## WHAT THIS TASK INVOLVES
The data below is to be returned in full and exactly.

Start of ENTRIES PROVIDED

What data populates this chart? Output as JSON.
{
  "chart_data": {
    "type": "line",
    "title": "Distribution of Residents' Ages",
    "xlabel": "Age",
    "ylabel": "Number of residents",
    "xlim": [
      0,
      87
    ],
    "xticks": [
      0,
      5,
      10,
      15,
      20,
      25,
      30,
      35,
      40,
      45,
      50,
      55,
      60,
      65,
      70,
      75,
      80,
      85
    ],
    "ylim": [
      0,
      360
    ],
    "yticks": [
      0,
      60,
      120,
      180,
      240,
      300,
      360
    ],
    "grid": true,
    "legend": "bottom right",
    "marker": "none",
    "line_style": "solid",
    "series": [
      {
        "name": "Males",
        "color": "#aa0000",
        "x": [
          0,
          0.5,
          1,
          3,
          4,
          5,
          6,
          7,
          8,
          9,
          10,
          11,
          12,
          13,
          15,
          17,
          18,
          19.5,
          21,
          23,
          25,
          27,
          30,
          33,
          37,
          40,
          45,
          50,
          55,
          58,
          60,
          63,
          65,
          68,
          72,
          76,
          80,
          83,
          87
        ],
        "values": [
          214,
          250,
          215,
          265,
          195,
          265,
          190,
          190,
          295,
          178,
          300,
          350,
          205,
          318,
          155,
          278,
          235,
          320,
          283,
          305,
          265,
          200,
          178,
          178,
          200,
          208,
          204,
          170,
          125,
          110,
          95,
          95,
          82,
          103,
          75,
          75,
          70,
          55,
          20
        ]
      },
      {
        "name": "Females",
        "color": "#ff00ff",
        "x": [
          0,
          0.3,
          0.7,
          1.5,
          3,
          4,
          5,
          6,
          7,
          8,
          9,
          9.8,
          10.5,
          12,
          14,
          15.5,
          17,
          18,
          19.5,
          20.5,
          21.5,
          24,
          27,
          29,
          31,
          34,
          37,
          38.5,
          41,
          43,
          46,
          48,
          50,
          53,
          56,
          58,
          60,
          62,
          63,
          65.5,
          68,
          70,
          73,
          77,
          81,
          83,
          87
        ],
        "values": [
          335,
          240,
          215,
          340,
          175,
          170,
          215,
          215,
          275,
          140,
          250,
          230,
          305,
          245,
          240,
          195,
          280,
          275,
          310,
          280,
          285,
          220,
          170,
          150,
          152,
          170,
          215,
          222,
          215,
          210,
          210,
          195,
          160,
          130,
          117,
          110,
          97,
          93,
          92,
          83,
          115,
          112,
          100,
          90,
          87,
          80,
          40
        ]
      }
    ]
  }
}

End of ENTRIES PROVIDED

## FINISHED TASK
What data populates this chart? Output as JSON.
{
  "chart_data": {
    "type": "line",
    "title": "Distribution of Residents' Ages",
    "xlabel": "Age",
    "ylabel": "Number of residents",
    "xlim": [
      0,
      87
    ],
    "xticks": [
      0,
      5,
      10,
      15,
      20,
      25,
      30,
      35,
      40,
      45,
      50,
      55,
      60,
      65,
      70,
      75,
      80,
      85
    ],
    "ylim": [
      0,
      360
    ],
    "yticks": [
      0,
      60,
      120,
      180,
      240,
      300,
      360
    ],
    "grid": true,
    "legend": "bottom right",
    "marker": "none",
    "line_style": "solid",
    "series": [
      {
        "name": "Males",
        "color": "#aa0000",
        "x": [
          0,
          0.5,
          1,
          3,
          4,
          5,
          6,
          7,
          8,
          9,
          10,
          11,
          12,
          13,
          15,
          17,
          18,
          19.5,
          21,
          23,
          25,
          27,
          30,
          33,
          37,
          40,
          45,
          50,
          55,
          58,
          60,
          63,
          65,
          68,
          72,
          76,
          80,
          83,
          87
        ],
        "values": [
          214,
          250,
          215,
          265,
          195,
          265,
          190,
          190,
          295,
          178,
          300,
          350,
          205,
          318,
          155,
          278,
          235,
          320,
          283,
          305,
          265,
          200,
          178,
          178,
          200,
          208,
          204,
          170,
          125,
          110,
          95,
          95,
          82,
          103,
          75,
          75,
          70,
          55,
          20
        ]
      },
      {
        "name": "Females",
        "color": "#ff00ff",
        "x": [
          0,
          0.3,
          0.7,
          1.5,
          3,
          4,
          5,
          6,
          7,
          8,
          9,
          9.8,
          10.5,
          12,
          14,
          15.5,
          17,
          18,
          19.5,
          20.5,
          21.5,
          24,
          27,
          29,
          31,
          34,
          37,
          38.5,
          41,
          43,
          46,
          48,
          50,
          53,
          56,
          58,
          60,
          62,
          63,
          65.5,
          68,
          70,
          73,
          77,
          81,
          83,
          87
        ],
        "values": [
          335,
          240,
          215,
          340,
          175,
          170,
          215,
          215,
          275,
          140,
          250,
          230,
          305,
          245,
          240,
          195,
          280,
          275,
          310,
          280,
          285,
          220,
          170,
          150,
          152,
          170,
          215,
          222,
          215,
          210,
          210,
          195,
          160,
          130,
          117,
          110,
          97,
          93,
          92,
          83,
          115,
          112,
          100,
          90,
          87,
          80,
          40
        ]
      }
    ]
  }
}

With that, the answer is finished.